## Your instructions
Output each entry that follows exactly. Images stay out.

## Supplied material

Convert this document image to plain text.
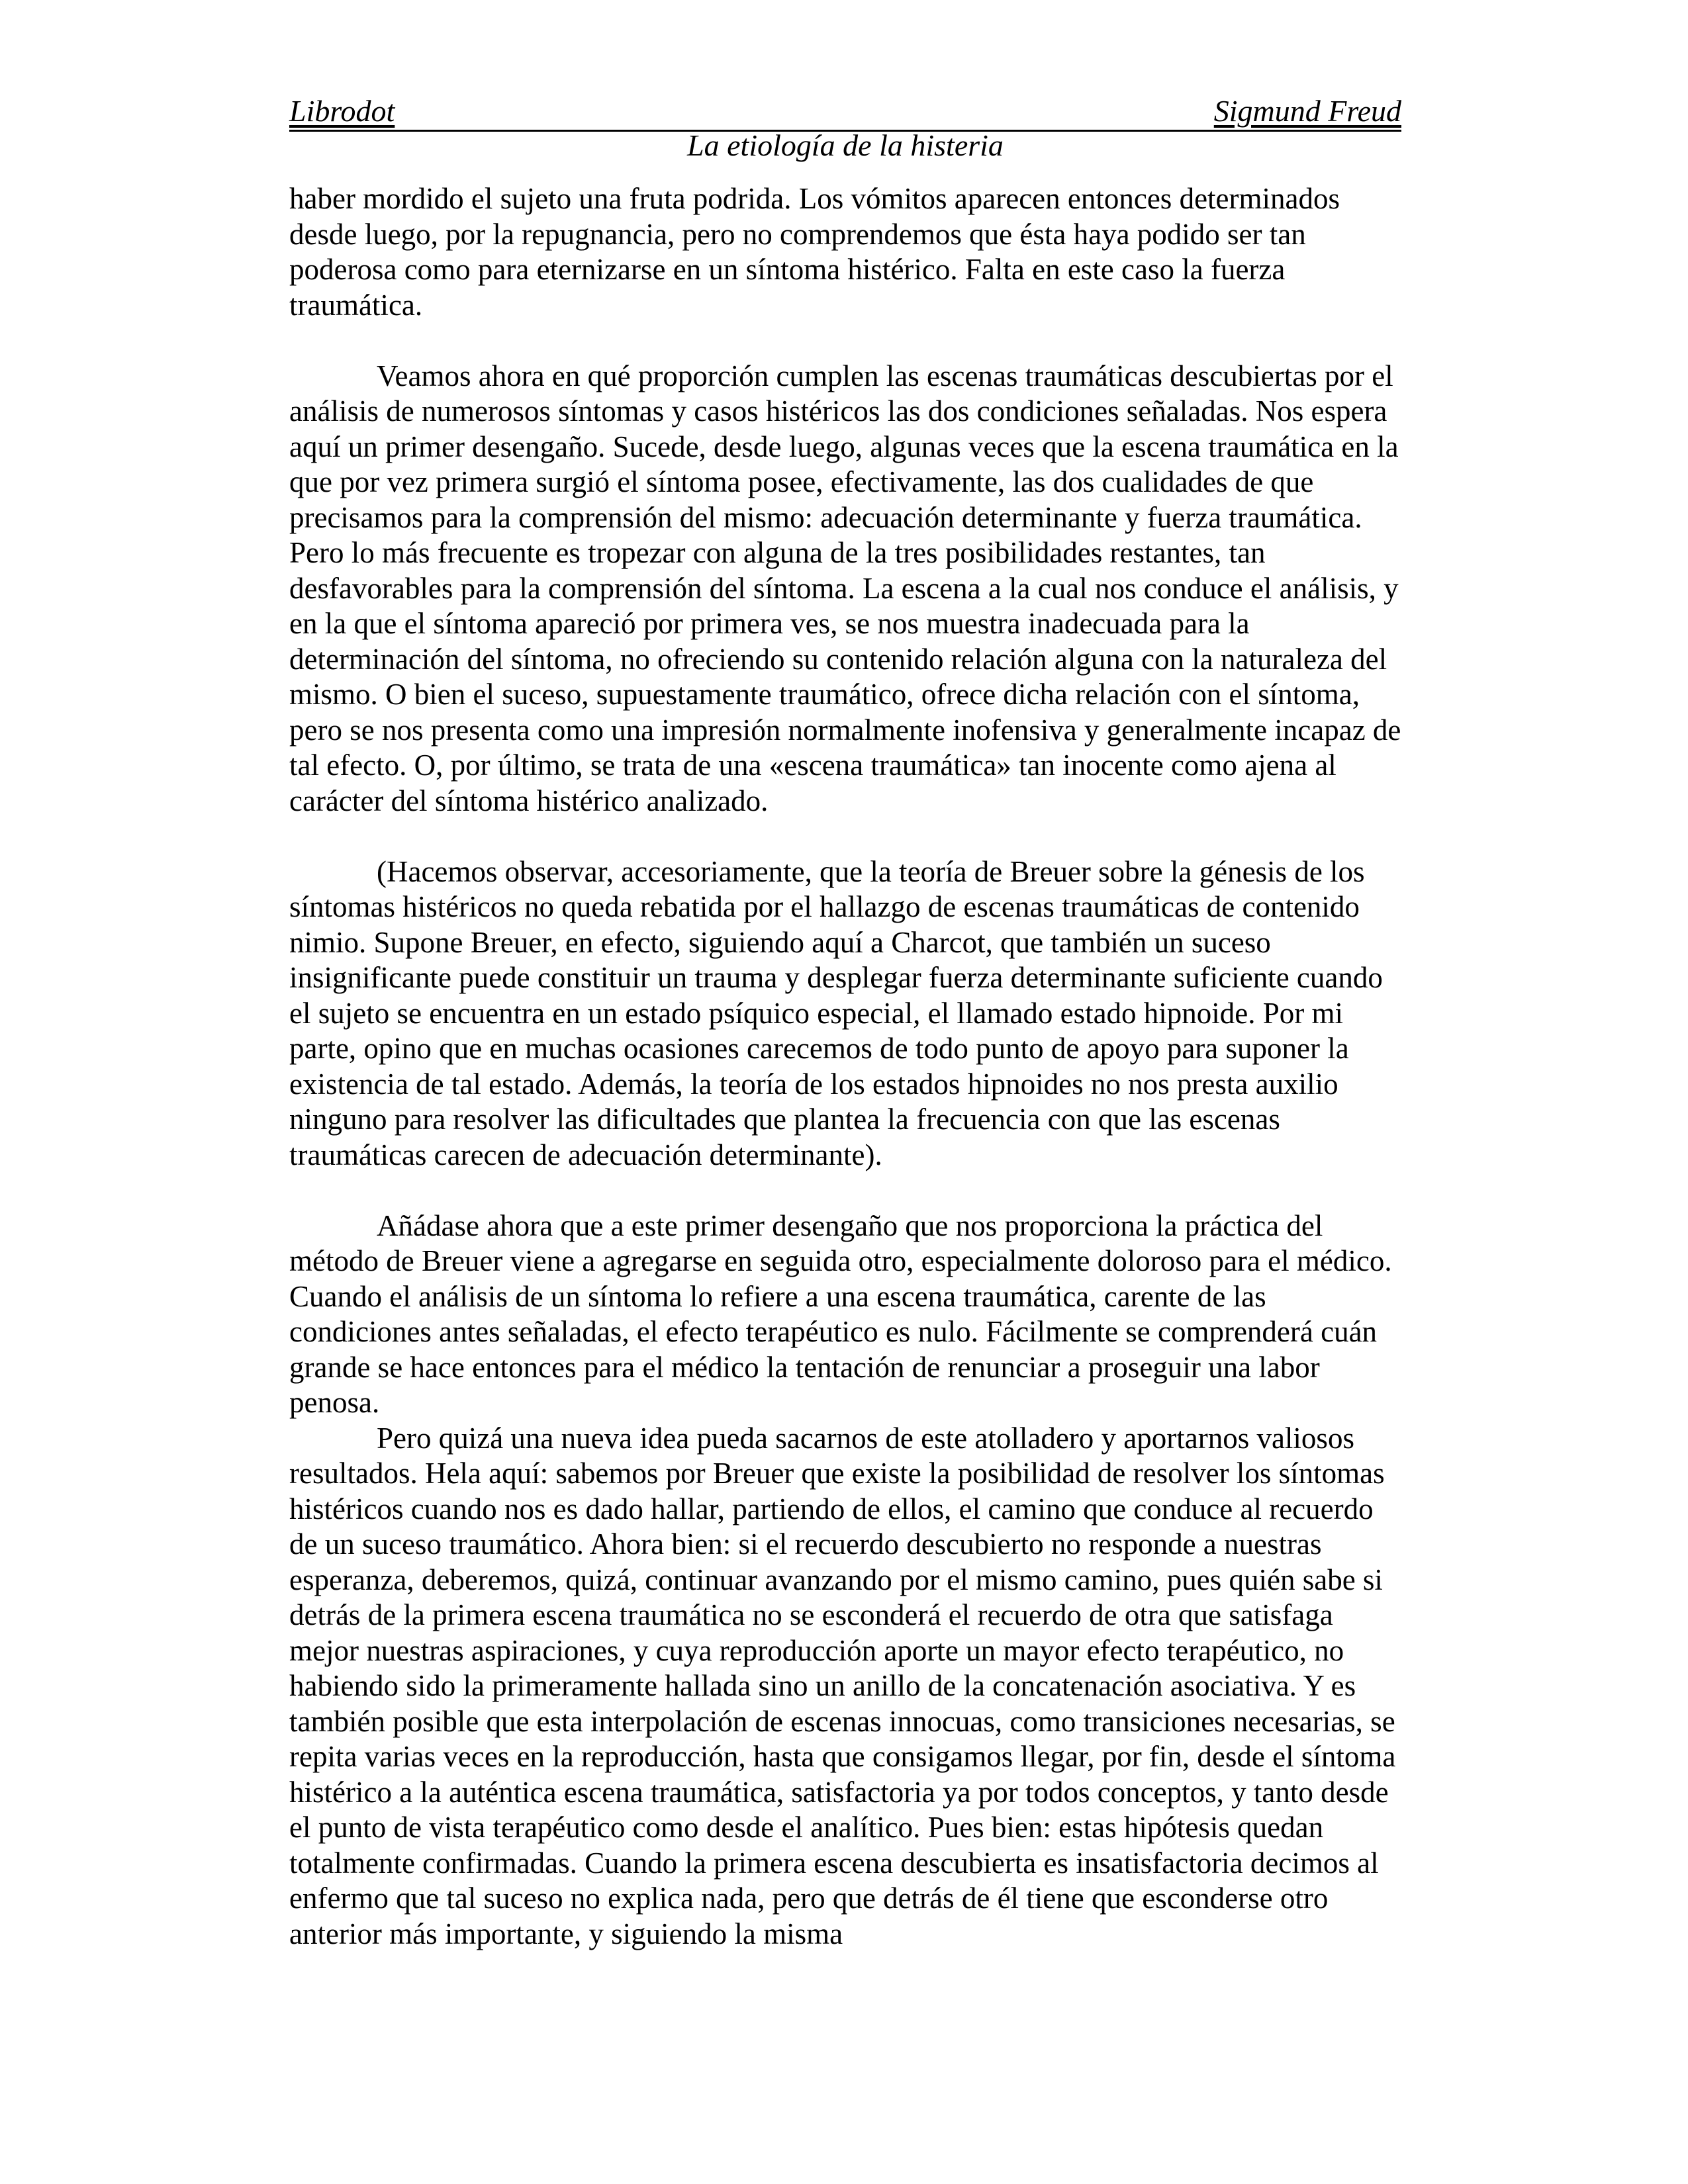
Librodot	Sigmund Freud
La etiología de la histeria

haber mordido el sujeto una fruta podrida. Los vómitos aparecen entonces determinados desde luego, por la repugnancia, pero no comprendemos que ésta haya podido ser tan poderosa como para eternizarse en un síntoma histérico. Falta en este caso la fuerza traumática.

Veamos ahora en qué proporción cumplen las escenas traumáticas descubiertas por el análisis de numerosos síntomas y casos histéricos las dos condiciones señaladas. Nos espera aquí un primer desengaño. Sucede, desde luego, algunas veces que la escena traumática en la que por vez primera surgió el síntoma posee, efectivamente, las dos cualidades de que precisamos para la comprensión del mismo: adecuación determinante y fuerza traumática. Pero lo más frecuente es tropezar con alguna de la tres posibilidades restantes, tan desfavorables para la comprensión del síntoma. La escena a la cual nos conduce el análisis, y en la que el síntoma apareció por primera ves, se nos muestra inadecuada para la determinación del síntoma, no ofreciendo su contenido relación alguna con la naturaleza del mismo. O bien el suceso, supuestamente traumático, ofrece dicha relación con el síntoma, pero se nos presenta como una impresión normalmente inofensiva y generalmente incapaz de tal efecto. O, por último, se trata de una «escena traumática» tan inocente como ajena al carácter del síntoma histérico analizado.

(Hacemos observar, accesoriamente, que la teoría de Breuer sobre la génesis de los síntomas histéricos no queda rebatida por el hallazgo de escenas traumáticas de contenido nimio. Supone Breuer, en efecto, siguiendo aquí a Charcot, que también un suceso insignificante puede constituir un trauma y desplegar fuerza determinante suficiente cuando el sujeto se encuentra en un estado psíquico especial, el llamado estado hipnoide. Por mi parte, opino que en muchas ocasiones carecemos de todo punto de apoyo para suponer la existencia de tal estado. Además, la teoría de los estados hipnoides no nos presta auxilio ninguno para resolver las dificultades que plantea la frecuencia con que las escenas traumáticas carecen de adecuación determinante).

Añádase ahora que a este primer desengaño que nos proporciona la práctica del método de Breuer viene a agregarse en seguida otro, especialmente doloroso para el médico. Cuando el análisis de un síntoma lo refiere a una escena traumática, carente de las condiciones antes señaladas, el efecto terapéutico es nulo. Fácilmente se comprenderá cuán grande se hace entonces para el médico la tentación de renunciar a proseguir una labor penosa.

Pero quizá una nueva idea pueda sacarnos de este atolladero y aportarnos valiosos resultados. Hela aquí: sabemos por Breuer que existe la posibilidad de resolver los síntomas histéricos cuando nos es dado hallar, partiendo de ellos, el camino que conduce al recuerdo de un suceso traumático. Ahora bien: si el recuerdo descubierto no responde a nuestras esperanza, deberemos, quizá, continuar avanzando por el mismo camino, pues quién sabe si detrás de la primera escena traumática no se esconderá el recuerdo de otra que satisfaga mejor nuestras aspiraciones, y cuya reproducción aporte un mayor efecto terapéutico, no habiendo sido la primeramente hallada sino un anillo de la concatenación asociativa. Y es también posible que esta interpolación de escenas innocuas, como transiciones necesarias, se repita varias veces en la reproducción, hasta que consigamos llegar, por fin, desde el síntoma histérico a la auténtica escena traumática, satisfactoria ya por todos conceptos, y tanto desde el punto de vista terapéutico como desde el analítico. Pues bien: estas hipótesis quedan totalmente confirmadas. Cuando la primera escena descubierta es insatisfactoria decimos al enfermo que tal suceso no explica nada, pero que detrás de él tiene que esconderse otro anterior más importante, y siguiendo la misma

## Solution to this task
Convert this document image to plain text.
Librodot	Sigmund Freud
La etiología de la histeria

haber mordido el sujeto una fruta podrida. Los vómitos aparecen entonces determinados desde luego, por la repugnancia, pero no comprendemos que ésta haya podido ser tan poderosa como para eternizarse en un síntoma histérico. Falta en este caso la fuerza traumática.

Veamos ahora en qué proporción cumplen las escenas traumáticas descubiertas por el análisis de numerosos síntomas y casos histéricos las dos condiciones señaladas. Nos espera aquí un primer desengaño. Sucede, desde luego, algunas veces que la escena traumática en la que por vez primera surgió el síntoma posee, efectivamente, las dos cualidades de que precisamos para la comprensión del mismo: adecuación determinante y fuerza traumática. Pero lo más frecuente es tropezar con alguna de la tres posibilidades restantes, tan desfavorables para la comprensión del síntoma. La escena a la cual nos conduce el análisis, y en la que el síntoma apareció por primera ves, se nos muestra inadecuada para la determinación del síntoma, no ofreciendo su contenido relación alguna con la naturaleza del mismo. O bien el suceso, supuestamente traumático, ofrece dicha relación con el síntoma, pero se nos presenta como una impresión normalmente inofensiva y generalmente incapaz de tal efecto. O, por último, se trata de una «escena traumática» tan inocente como ajena al carácter del síntoma histérico analizado.

(Hacemos observar, accesoriamente, que la teoría de Breuer sobre la génesis de los síntomas histéricos no queda rebatida por el hallazgo de escenas traumáticas de contenido nimio. Supone Breuer, en efecto, siguiendo aquí a Charcot, que también un suceso insignificante puede constituir un trauma y desplegar fuerza determinante suficiente cuando el sujeto se encuentra en un estado psíquico especial, el llamado estado hipnoide. Por mi parte, opino que en muchas ocasiones carecemos de todo punto de apoyo para suponer la existencia de tal estado. Además, la teoría de los estados hipnoides no nos presta auxilio ninguno para resolver las dificultades que plantea la frecuencia con que las escenas traumáticas carecen de adecuación determinante).

Añádase ahora que a este primer desengaño que nos proporciona la práctica del método de Breuer viene a agregarse en seguida otro, especialmente doloroso para el médico. Cuando el análisis de un síntoma lo refiere a una escena traumática, carente de las condiciones antes señaladas, el efecto terapéutico es nulo. Fácilmente se comprenderá cuán grande se hace entonces para el médico la tentación de renunciar a proseguir una labor penosa.

Pero quizá una nueva idea pueda sacarnos de este atolladero y aportarnos valiosos resultados. Hela aquí: sabemos por Breuer que existe la posibilidad de resolver los síntomas histéricos cuando nos es dado hallar, partiendo de ellos, el camino que conduce al recuerdo de un suceso traumático. Ahora bien: si el recuerdo descubierto no responde a nuestras esperanza, deberemos, quizá, continuar avanzando por el mismo camino, pues quién sabe si detrás de la primera escena traumática no se esconderá el recuerdo de otra que satisfaga mejor nuestras aspiraciones, y cuya reproducción aporte un mayor efecto terapéutico, no habiendo sido la primeramente hallada sino un anillo de la concatenación asociativa. Y es también posible que esta interpolación de escenas innocuas, como transiciones necesarias, se repita varias veces en la reproducción, hasta que consigamos llegar, por fin, desde el síntoma histérico a la auténtica escena traumática, satisfactoria ya por todos conceptos, y tanto desde el punto de vista terapéutico como desde el analítico. Pues bien: estas hipótesis quedan totalmente confirmadas. Cuando la primera escena descubierta es insatisfactoria decimos al enfermo que tal suceso no explica nada, pero que detrás de él tiene que esconderse otro anterior más importante, y siguiendo la misma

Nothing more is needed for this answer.